** Begin **

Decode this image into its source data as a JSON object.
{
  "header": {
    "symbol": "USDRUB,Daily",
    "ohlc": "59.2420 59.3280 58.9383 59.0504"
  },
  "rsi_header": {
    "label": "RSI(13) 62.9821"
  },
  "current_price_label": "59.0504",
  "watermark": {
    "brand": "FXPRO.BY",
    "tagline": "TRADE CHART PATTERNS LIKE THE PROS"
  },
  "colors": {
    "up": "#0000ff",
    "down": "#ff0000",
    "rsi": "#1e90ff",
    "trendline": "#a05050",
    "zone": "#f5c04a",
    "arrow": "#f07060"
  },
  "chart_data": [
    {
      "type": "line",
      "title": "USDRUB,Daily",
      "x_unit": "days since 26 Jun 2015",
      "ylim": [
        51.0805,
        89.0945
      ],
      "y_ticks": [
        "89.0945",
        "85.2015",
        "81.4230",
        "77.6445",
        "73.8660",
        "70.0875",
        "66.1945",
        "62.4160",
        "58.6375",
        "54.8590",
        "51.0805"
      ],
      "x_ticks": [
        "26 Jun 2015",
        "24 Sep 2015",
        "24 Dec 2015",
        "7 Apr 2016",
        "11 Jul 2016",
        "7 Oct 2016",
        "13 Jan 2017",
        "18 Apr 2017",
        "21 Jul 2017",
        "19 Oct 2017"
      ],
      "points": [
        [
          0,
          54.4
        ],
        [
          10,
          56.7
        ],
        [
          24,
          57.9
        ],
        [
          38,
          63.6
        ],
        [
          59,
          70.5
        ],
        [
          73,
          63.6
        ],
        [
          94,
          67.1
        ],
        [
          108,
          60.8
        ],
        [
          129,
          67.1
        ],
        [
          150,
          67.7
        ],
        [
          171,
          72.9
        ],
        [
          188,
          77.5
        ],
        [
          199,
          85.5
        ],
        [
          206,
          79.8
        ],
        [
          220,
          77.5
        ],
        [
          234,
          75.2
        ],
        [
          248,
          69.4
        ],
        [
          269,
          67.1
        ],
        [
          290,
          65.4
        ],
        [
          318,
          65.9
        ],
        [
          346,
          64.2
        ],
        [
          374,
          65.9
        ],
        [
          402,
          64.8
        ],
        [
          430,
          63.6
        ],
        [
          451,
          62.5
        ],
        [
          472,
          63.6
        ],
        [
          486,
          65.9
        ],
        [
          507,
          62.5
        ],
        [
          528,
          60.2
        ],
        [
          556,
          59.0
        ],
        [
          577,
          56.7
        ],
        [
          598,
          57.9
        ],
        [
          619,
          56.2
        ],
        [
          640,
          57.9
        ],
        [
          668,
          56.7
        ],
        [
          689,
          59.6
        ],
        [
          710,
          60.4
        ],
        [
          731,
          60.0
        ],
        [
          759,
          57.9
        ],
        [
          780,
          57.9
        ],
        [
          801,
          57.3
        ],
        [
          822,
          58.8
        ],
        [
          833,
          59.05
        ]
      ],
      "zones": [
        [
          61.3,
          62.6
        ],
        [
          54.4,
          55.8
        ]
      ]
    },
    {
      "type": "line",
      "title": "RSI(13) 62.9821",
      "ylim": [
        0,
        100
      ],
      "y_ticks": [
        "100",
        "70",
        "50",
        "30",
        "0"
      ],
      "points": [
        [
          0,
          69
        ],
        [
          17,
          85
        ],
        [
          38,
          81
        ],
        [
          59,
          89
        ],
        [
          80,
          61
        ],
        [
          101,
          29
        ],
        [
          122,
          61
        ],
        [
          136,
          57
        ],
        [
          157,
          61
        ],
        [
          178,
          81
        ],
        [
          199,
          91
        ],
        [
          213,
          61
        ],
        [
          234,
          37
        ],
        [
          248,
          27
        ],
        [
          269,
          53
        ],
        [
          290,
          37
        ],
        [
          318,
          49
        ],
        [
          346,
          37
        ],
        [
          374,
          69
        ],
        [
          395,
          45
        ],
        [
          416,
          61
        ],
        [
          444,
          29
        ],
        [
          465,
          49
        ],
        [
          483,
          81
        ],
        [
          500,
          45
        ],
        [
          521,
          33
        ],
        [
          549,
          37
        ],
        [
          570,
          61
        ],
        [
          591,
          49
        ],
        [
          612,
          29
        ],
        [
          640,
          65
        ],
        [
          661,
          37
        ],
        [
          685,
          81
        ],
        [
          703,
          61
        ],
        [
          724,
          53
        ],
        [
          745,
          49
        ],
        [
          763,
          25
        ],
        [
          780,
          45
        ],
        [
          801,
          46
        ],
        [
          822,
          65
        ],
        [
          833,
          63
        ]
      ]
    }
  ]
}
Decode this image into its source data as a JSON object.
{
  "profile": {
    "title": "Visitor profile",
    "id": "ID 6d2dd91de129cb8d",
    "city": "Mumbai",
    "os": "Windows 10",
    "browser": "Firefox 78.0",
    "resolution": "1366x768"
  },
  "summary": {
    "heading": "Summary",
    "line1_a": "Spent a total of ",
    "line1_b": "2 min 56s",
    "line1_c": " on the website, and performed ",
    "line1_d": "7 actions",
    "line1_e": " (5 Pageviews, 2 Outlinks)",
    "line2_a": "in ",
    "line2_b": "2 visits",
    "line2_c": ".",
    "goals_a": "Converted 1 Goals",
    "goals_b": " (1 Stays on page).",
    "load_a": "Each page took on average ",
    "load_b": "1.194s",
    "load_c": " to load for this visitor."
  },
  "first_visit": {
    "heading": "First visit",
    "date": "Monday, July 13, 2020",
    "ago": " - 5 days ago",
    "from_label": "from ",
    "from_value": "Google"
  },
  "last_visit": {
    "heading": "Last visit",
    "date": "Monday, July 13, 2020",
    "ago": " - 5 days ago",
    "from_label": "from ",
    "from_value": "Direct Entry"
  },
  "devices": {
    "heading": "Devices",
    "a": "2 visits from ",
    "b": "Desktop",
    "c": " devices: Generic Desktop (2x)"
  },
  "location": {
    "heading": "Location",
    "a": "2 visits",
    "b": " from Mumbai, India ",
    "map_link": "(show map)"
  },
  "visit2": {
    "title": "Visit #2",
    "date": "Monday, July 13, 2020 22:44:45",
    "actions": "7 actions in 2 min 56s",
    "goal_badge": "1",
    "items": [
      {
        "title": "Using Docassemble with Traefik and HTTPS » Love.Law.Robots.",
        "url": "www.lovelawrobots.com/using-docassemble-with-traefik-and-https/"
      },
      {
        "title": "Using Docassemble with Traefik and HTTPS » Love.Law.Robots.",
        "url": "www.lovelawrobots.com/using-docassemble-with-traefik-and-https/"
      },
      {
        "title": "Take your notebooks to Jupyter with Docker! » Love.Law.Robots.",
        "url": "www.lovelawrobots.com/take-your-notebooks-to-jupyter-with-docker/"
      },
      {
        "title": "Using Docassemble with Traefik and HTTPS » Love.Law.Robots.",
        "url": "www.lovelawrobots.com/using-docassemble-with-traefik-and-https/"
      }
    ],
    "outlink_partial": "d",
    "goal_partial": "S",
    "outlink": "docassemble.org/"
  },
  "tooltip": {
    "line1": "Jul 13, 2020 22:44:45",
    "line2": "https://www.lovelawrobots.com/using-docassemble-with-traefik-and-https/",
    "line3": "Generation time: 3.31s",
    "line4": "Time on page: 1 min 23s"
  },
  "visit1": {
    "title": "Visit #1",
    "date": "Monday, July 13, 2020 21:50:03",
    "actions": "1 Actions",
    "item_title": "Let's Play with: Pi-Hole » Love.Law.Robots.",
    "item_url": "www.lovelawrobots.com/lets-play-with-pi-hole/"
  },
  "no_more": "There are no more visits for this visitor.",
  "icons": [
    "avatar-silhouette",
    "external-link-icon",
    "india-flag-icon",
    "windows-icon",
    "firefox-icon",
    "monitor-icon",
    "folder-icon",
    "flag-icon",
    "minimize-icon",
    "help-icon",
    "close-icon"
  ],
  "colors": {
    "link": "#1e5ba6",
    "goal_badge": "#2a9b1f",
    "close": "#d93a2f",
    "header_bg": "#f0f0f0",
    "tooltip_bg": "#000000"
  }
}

** End **

**EXERCISE DETAILS:** Say how many lines have the string "Monday" in them, offering no words beyond the number.

**RESPONSE:** 4